**Problem to work on:** Collect every line in the entries below that contains the string "name", copying each one in full. Matching is case-sensitive.
********
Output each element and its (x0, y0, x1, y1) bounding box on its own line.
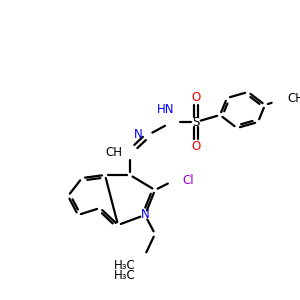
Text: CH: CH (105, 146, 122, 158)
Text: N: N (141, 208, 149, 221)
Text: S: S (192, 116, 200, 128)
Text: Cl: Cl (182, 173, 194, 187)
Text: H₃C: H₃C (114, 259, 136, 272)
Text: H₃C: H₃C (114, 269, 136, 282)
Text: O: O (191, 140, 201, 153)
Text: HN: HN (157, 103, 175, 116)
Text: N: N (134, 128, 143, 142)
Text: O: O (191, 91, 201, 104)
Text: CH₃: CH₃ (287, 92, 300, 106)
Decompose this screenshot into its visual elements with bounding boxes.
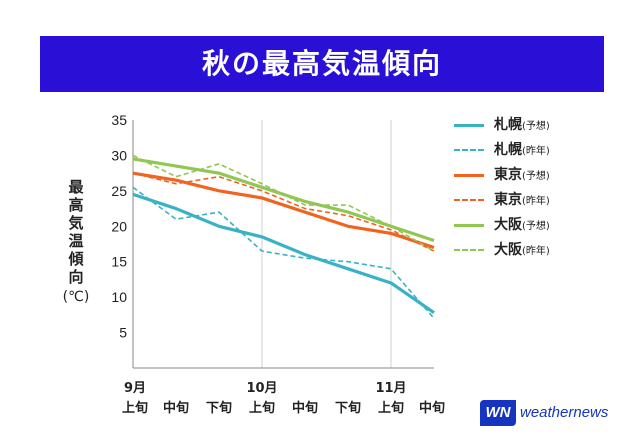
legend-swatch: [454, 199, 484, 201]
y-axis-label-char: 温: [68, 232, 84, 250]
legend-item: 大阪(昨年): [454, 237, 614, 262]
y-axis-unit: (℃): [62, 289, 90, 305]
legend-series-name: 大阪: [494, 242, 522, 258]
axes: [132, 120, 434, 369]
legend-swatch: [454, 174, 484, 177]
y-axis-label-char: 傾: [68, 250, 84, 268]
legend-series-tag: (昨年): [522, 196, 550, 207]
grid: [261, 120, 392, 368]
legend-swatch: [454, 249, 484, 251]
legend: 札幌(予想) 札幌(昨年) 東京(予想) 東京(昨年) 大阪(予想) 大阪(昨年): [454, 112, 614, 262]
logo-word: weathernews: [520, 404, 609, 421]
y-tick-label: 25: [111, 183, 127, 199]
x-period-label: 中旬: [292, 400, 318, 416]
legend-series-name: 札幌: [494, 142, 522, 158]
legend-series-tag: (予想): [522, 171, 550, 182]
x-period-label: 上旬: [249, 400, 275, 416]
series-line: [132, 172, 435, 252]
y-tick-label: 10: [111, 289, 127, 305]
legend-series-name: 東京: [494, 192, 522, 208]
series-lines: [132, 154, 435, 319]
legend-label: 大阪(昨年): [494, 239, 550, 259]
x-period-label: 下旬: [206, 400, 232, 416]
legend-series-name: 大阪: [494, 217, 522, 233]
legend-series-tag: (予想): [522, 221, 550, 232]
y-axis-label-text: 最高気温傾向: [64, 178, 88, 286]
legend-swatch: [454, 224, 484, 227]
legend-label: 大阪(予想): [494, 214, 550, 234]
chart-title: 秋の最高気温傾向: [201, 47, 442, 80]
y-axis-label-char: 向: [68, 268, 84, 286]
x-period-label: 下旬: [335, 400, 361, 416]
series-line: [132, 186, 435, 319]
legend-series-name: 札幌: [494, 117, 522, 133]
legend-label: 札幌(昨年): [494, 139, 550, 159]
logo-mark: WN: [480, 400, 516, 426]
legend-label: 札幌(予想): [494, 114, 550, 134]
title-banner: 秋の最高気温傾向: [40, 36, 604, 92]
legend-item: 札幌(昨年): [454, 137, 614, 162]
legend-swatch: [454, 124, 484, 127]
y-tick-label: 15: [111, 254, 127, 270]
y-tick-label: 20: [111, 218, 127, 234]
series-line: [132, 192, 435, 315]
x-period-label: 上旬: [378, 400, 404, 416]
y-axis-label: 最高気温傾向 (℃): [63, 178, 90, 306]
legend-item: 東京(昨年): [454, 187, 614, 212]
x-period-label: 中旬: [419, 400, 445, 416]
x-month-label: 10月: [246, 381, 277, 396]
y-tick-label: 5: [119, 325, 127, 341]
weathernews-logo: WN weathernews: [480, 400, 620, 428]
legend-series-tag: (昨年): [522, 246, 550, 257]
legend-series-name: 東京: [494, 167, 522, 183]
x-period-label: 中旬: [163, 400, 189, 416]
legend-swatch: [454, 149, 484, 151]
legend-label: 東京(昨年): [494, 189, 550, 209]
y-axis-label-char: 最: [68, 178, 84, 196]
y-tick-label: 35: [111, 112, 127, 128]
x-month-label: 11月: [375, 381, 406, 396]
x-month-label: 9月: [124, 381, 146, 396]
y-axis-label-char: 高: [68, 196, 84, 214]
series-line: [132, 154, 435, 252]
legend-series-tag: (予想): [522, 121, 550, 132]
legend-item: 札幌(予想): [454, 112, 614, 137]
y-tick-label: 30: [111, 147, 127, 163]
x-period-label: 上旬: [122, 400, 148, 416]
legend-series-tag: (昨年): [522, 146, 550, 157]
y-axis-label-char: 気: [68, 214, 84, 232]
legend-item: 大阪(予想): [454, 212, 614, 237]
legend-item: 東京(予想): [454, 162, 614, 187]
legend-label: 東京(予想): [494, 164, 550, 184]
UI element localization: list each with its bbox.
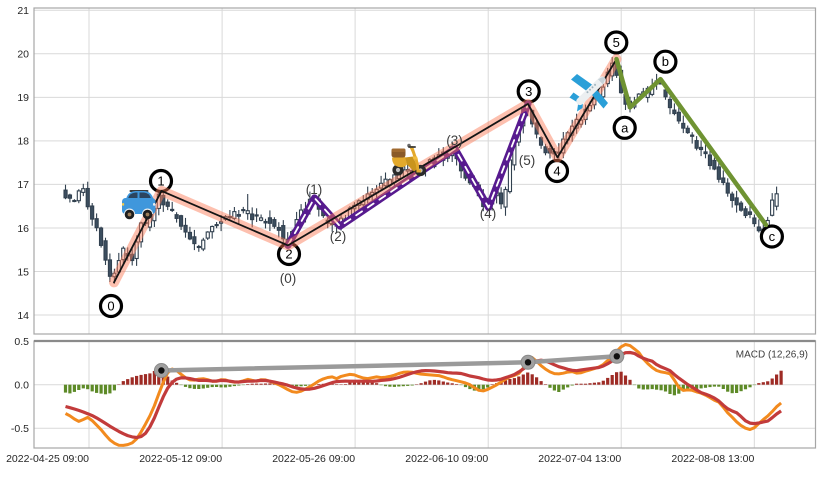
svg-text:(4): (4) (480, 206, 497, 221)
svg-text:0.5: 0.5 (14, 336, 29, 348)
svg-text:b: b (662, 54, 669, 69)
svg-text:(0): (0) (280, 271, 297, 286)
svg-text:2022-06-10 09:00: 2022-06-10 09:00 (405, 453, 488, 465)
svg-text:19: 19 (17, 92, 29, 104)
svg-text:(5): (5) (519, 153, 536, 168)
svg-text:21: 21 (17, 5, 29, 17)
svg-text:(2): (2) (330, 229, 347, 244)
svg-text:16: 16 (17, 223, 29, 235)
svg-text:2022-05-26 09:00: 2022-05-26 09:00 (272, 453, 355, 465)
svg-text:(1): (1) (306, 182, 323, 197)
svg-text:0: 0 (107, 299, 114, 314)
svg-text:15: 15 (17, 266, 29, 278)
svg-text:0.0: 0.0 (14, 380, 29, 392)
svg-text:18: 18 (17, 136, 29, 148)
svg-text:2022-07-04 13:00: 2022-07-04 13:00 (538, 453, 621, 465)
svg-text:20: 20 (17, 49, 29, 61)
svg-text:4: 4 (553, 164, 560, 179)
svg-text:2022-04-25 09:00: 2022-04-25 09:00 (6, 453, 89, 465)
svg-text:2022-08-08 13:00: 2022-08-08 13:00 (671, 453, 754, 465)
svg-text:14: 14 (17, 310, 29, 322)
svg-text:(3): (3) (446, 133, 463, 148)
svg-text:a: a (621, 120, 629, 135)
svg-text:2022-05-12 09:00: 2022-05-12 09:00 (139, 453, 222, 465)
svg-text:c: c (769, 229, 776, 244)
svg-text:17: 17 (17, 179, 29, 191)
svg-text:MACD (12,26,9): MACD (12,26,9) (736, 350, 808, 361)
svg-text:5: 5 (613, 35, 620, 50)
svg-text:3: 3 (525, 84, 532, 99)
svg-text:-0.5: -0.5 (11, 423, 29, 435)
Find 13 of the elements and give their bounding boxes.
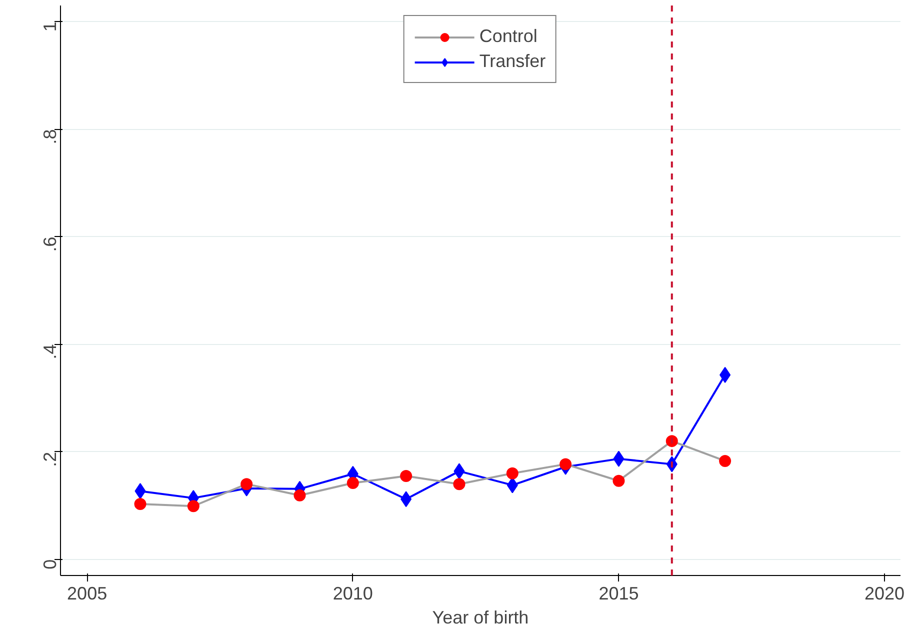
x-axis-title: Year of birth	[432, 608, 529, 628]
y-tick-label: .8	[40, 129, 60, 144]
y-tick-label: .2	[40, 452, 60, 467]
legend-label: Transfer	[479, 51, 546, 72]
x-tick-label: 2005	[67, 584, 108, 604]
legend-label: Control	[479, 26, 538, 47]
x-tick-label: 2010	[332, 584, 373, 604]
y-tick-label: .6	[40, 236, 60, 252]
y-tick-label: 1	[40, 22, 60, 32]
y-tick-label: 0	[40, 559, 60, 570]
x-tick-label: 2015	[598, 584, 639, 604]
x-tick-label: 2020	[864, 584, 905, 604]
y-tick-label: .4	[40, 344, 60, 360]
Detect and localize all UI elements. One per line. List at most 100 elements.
********
**Completed exercise:**
legend-series-name: 大阪: [494, 242, 522, 258]
legend-series-name: 札幌: [494, 142, 522, 158]
legend-series-name: 東京: [494, 192, 522, 208]
legend-series-name: 大阪: [494, 217, 522, 233]
legend-series-name: 札幌: [494, 117, 522, 133]
legend-series-name: 東京: [494, 167, 522, 183]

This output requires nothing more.